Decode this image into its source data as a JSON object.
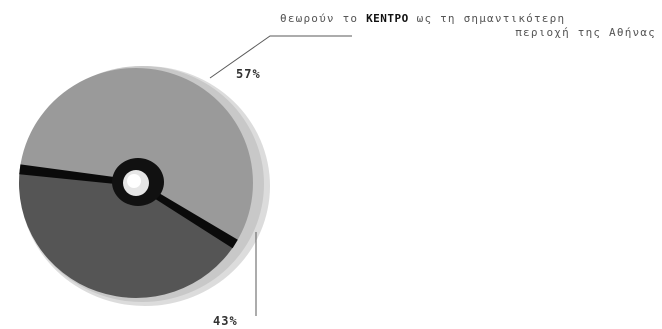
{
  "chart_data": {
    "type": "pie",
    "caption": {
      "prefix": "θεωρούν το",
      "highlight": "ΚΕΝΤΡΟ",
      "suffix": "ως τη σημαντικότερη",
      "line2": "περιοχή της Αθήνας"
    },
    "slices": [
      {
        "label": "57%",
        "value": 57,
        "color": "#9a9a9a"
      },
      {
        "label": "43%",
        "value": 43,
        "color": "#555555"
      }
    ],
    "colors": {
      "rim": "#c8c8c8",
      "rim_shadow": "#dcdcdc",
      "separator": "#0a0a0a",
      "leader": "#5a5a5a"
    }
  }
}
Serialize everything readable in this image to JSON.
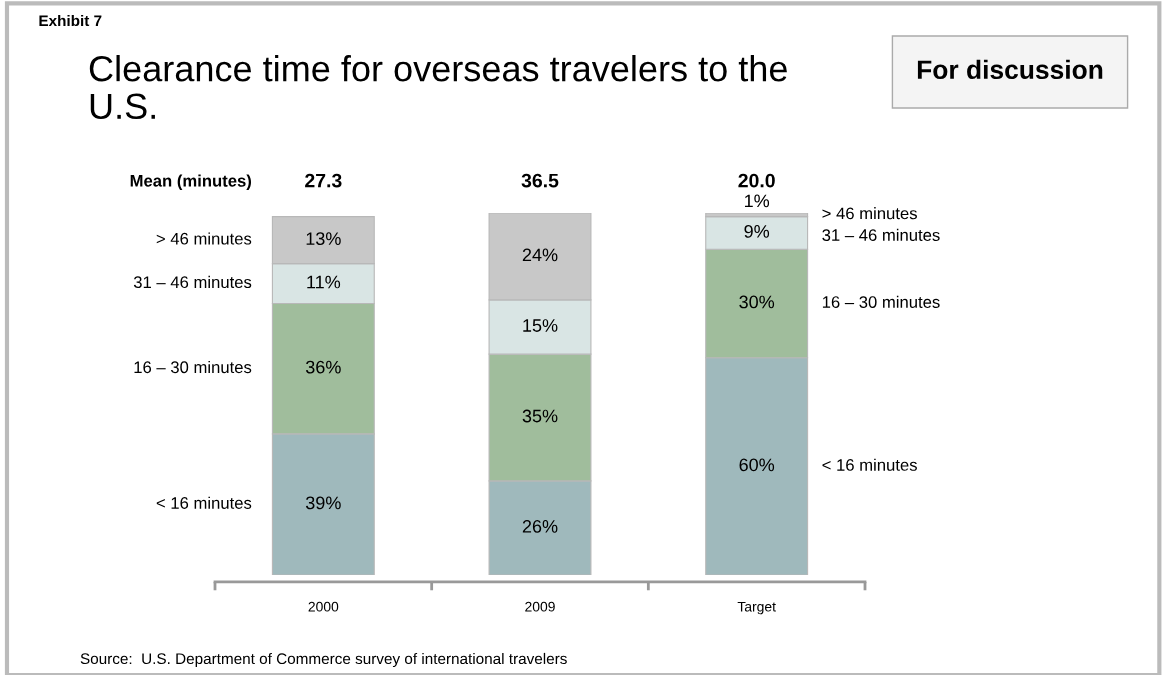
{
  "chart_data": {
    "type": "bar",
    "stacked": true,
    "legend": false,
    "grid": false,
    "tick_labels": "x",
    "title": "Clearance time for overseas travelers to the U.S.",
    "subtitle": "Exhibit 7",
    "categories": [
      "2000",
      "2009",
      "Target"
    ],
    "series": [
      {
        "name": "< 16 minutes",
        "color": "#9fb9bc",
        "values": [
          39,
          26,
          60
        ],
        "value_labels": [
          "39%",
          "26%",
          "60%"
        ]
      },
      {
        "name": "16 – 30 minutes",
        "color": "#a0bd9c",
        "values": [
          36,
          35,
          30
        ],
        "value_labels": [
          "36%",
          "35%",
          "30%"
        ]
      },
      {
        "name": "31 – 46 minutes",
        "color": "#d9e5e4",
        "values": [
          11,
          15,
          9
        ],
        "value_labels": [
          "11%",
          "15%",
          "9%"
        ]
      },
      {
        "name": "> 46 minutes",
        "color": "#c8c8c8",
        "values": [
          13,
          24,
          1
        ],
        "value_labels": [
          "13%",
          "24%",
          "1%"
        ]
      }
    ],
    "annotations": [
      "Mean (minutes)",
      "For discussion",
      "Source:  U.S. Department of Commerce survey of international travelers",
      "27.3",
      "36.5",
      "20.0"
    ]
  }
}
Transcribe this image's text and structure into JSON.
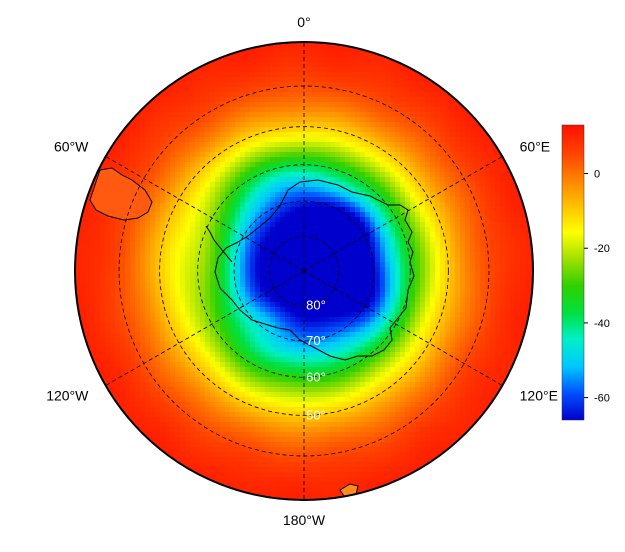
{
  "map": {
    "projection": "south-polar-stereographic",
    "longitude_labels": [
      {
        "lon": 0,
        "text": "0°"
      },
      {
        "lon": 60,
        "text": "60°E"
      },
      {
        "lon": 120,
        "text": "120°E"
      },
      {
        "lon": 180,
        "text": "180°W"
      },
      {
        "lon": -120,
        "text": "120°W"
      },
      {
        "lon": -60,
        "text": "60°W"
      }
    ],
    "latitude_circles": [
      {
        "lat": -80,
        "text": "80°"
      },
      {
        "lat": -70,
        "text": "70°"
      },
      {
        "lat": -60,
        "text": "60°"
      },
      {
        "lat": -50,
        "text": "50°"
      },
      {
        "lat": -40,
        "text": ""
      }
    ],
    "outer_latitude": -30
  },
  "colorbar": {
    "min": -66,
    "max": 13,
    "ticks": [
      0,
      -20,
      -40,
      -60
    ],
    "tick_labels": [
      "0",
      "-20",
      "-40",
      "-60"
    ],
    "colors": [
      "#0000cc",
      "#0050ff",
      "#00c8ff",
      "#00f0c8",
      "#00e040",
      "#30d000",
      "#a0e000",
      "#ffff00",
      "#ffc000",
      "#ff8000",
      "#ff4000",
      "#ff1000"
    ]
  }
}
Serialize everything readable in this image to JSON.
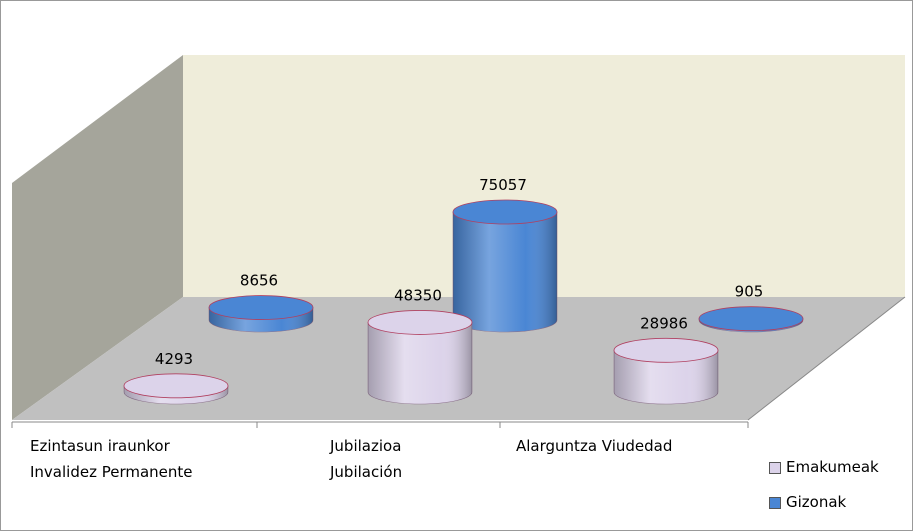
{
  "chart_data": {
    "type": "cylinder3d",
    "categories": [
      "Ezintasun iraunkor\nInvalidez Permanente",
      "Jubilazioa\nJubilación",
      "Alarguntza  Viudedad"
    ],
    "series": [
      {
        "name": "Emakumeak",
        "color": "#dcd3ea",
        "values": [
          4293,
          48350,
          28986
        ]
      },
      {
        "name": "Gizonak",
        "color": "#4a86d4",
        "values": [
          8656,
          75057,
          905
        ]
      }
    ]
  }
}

* * * * *

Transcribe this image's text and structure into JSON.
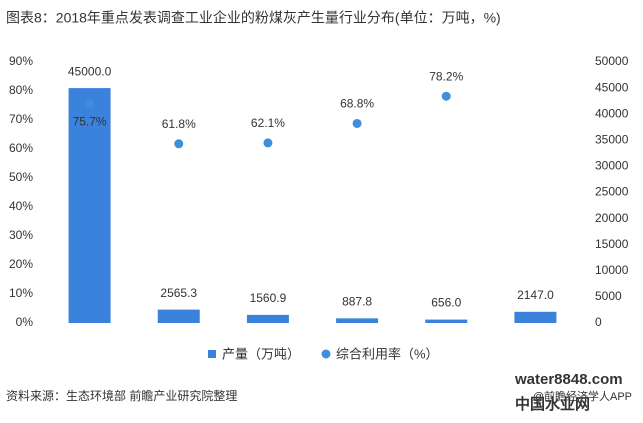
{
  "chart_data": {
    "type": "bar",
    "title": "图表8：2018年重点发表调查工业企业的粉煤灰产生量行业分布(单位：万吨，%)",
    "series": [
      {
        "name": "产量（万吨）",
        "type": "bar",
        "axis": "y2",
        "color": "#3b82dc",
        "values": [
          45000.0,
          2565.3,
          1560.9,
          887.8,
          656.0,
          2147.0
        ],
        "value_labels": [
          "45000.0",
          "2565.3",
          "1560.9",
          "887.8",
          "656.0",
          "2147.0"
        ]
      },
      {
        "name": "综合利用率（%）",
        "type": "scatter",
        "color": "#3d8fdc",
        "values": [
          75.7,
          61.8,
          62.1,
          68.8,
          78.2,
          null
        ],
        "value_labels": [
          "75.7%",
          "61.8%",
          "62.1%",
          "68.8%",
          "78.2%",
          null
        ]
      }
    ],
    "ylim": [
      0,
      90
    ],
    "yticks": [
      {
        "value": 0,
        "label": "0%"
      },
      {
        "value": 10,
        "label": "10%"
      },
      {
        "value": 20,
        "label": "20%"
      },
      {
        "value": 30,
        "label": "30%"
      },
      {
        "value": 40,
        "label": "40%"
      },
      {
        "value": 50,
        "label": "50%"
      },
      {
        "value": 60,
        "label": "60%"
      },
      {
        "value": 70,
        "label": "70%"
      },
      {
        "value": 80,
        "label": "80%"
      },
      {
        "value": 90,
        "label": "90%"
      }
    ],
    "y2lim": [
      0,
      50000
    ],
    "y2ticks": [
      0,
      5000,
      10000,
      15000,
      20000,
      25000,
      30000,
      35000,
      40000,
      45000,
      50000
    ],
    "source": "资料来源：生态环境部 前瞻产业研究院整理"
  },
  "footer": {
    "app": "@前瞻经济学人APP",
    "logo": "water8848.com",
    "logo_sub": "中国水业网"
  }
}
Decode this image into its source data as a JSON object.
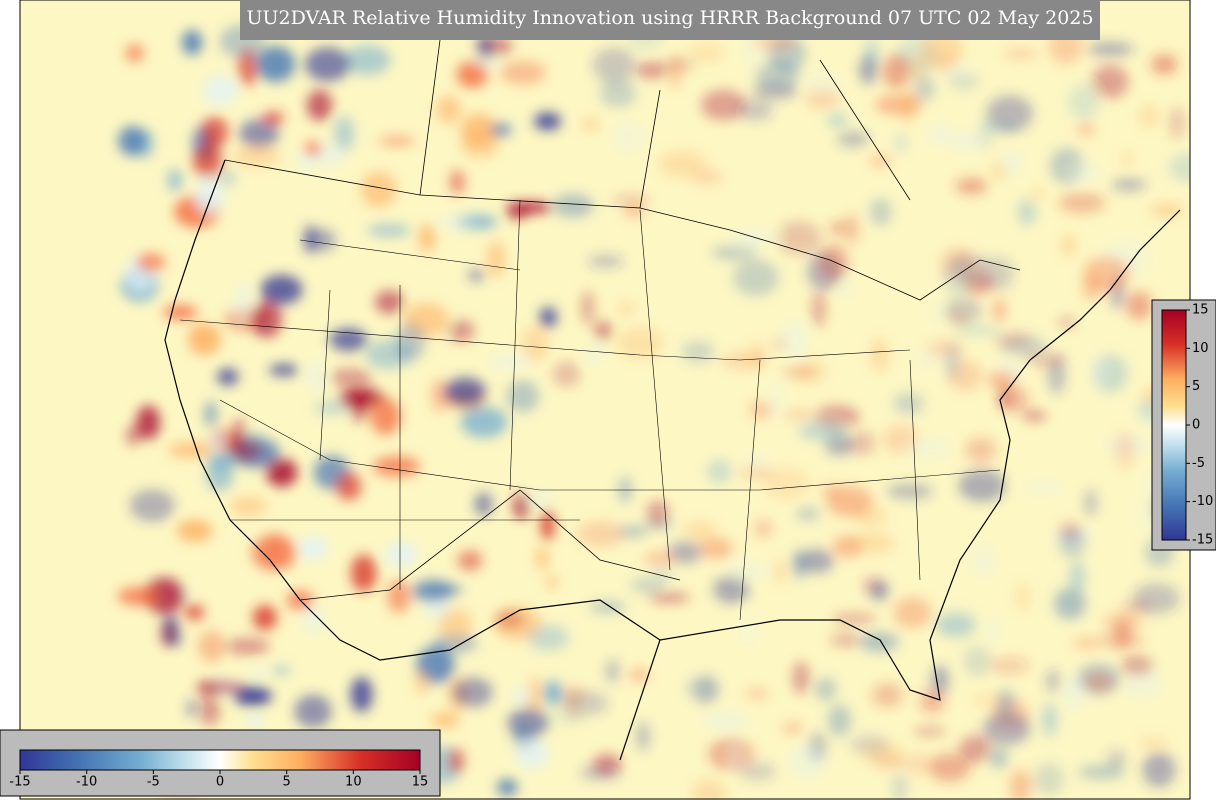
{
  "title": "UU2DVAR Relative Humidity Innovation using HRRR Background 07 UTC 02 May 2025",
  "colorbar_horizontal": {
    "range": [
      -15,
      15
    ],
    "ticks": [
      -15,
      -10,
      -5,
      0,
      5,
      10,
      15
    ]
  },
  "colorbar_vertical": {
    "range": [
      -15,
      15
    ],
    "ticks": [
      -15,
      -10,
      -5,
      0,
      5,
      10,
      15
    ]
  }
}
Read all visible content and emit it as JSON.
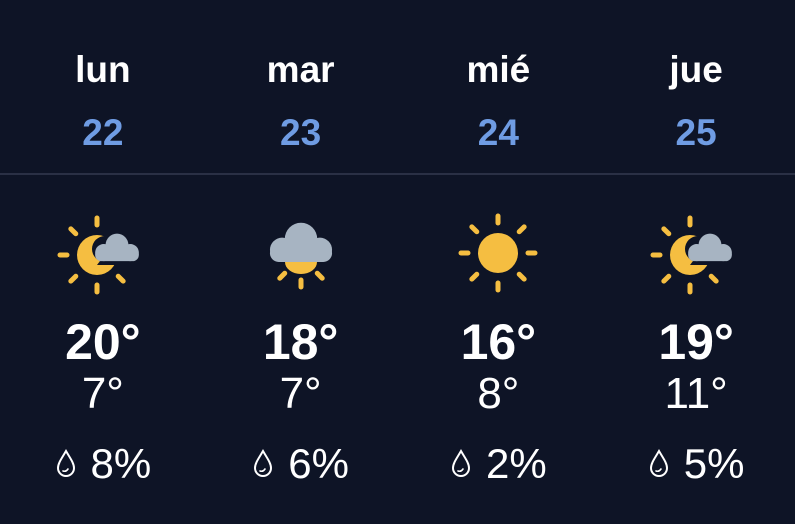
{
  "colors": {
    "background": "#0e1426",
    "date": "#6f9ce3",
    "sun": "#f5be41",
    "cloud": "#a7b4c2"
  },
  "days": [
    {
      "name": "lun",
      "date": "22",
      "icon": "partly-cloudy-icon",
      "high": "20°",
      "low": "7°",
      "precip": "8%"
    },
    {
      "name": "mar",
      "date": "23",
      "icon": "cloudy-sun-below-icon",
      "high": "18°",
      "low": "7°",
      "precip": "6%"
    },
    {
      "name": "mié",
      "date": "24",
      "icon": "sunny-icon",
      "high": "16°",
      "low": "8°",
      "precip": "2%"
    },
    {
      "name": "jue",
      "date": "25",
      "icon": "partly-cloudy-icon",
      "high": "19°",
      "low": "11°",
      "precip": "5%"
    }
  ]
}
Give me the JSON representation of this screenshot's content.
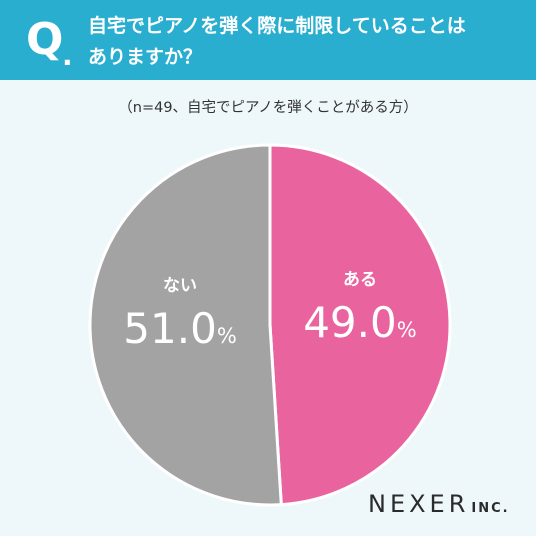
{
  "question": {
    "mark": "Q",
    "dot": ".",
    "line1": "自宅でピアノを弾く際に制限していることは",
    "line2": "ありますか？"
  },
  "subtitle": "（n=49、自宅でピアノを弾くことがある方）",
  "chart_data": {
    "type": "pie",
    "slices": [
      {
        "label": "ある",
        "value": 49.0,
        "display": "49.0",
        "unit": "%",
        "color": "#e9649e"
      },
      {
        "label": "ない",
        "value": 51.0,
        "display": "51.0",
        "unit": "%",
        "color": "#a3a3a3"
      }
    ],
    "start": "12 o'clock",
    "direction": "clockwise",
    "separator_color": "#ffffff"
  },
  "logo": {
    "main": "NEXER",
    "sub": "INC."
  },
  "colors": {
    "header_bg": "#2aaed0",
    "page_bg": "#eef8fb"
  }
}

* * * * *

What is the number of lines containing "icon"? Give that number only.

4